Exercise requirements =
Determine the number of lines containing the word "this". Reply with it and nothing else.
+---+
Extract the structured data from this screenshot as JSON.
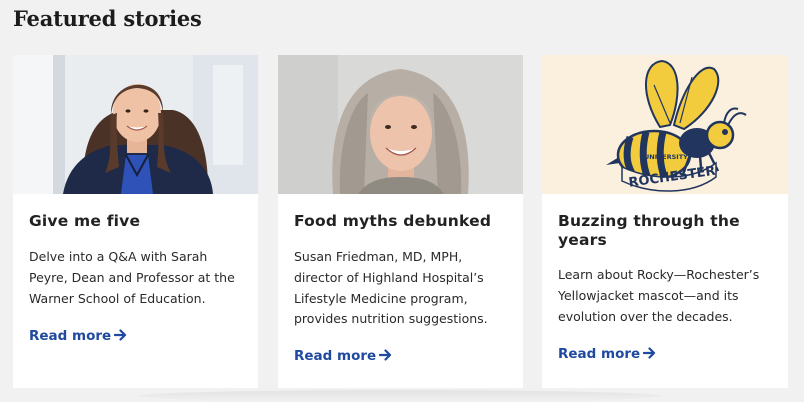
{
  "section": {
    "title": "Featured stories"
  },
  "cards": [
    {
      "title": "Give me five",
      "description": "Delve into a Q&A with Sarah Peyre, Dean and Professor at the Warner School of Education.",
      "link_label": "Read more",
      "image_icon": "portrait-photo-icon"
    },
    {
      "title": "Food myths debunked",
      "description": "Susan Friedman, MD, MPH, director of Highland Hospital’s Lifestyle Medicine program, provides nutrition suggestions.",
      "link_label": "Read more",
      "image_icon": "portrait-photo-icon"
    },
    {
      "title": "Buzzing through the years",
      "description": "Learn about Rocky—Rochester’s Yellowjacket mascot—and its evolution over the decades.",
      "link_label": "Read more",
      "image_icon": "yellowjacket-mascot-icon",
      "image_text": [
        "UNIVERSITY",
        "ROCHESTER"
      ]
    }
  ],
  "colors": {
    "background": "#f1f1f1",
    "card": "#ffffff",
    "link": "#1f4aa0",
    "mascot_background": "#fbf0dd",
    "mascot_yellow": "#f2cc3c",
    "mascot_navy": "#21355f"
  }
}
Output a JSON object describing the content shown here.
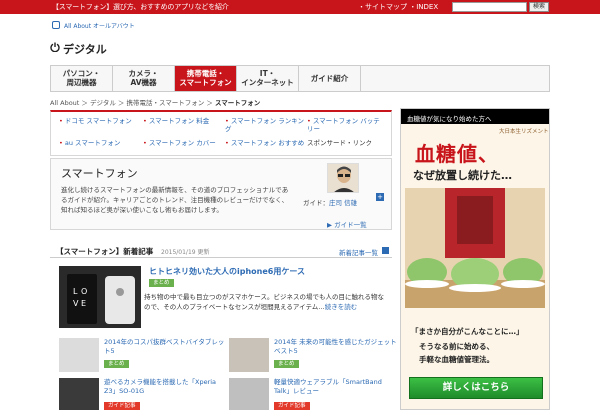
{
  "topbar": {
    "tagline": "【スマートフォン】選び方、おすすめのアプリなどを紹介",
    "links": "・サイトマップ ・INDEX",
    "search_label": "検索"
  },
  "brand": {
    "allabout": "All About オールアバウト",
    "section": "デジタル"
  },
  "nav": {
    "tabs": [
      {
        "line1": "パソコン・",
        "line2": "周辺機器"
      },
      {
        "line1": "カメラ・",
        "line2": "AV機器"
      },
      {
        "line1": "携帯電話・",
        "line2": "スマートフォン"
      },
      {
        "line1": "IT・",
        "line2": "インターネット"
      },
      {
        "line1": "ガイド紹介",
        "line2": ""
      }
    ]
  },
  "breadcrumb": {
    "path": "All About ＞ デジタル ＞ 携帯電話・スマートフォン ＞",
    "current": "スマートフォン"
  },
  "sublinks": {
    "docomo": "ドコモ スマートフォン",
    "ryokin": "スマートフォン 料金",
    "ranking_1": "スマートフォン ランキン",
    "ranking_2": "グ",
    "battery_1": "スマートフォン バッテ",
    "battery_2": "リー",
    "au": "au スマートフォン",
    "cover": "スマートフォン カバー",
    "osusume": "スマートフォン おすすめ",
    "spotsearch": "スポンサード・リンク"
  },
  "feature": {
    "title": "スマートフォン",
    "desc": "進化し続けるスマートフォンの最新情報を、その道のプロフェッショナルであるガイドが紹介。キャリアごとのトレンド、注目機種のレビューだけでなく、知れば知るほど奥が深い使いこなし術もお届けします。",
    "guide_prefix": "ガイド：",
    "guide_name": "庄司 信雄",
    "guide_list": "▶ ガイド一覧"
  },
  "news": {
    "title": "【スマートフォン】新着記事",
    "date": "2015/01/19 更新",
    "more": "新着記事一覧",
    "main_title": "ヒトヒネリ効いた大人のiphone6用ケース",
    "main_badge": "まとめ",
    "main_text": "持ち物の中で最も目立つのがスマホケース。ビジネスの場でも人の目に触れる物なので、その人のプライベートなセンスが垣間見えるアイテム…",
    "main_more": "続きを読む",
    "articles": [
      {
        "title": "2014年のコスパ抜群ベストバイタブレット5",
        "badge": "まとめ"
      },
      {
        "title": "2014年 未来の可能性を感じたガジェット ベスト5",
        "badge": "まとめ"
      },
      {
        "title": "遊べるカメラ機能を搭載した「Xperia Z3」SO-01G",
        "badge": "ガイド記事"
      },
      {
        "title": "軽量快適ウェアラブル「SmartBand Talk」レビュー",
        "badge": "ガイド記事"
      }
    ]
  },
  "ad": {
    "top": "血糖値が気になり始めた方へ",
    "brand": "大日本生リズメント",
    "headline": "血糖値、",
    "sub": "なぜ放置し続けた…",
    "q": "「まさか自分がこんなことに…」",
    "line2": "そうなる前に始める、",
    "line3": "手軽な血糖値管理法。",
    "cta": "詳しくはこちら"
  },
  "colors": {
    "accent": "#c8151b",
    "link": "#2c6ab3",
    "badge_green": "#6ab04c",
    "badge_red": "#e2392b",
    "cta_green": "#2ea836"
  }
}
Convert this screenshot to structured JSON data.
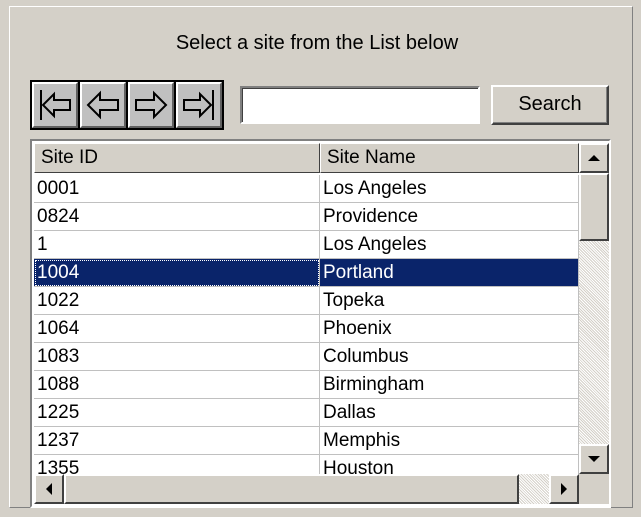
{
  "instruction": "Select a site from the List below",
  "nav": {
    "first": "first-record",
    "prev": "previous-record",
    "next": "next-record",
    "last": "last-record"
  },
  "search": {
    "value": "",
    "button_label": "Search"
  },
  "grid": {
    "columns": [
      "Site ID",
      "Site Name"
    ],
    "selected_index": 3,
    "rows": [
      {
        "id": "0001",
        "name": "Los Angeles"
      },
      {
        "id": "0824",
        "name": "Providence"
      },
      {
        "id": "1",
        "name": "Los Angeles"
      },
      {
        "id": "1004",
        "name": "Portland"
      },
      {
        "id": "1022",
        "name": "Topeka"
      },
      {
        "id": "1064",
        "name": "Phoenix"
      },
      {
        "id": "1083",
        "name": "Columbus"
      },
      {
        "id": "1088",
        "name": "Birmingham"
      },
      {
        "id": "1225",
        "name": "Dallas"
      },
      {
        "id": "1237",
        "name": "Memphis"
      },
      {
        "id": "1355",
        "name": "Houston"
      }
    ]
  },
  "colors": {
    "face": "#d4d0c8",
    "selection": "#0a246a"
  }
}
+---+
Written reply =
2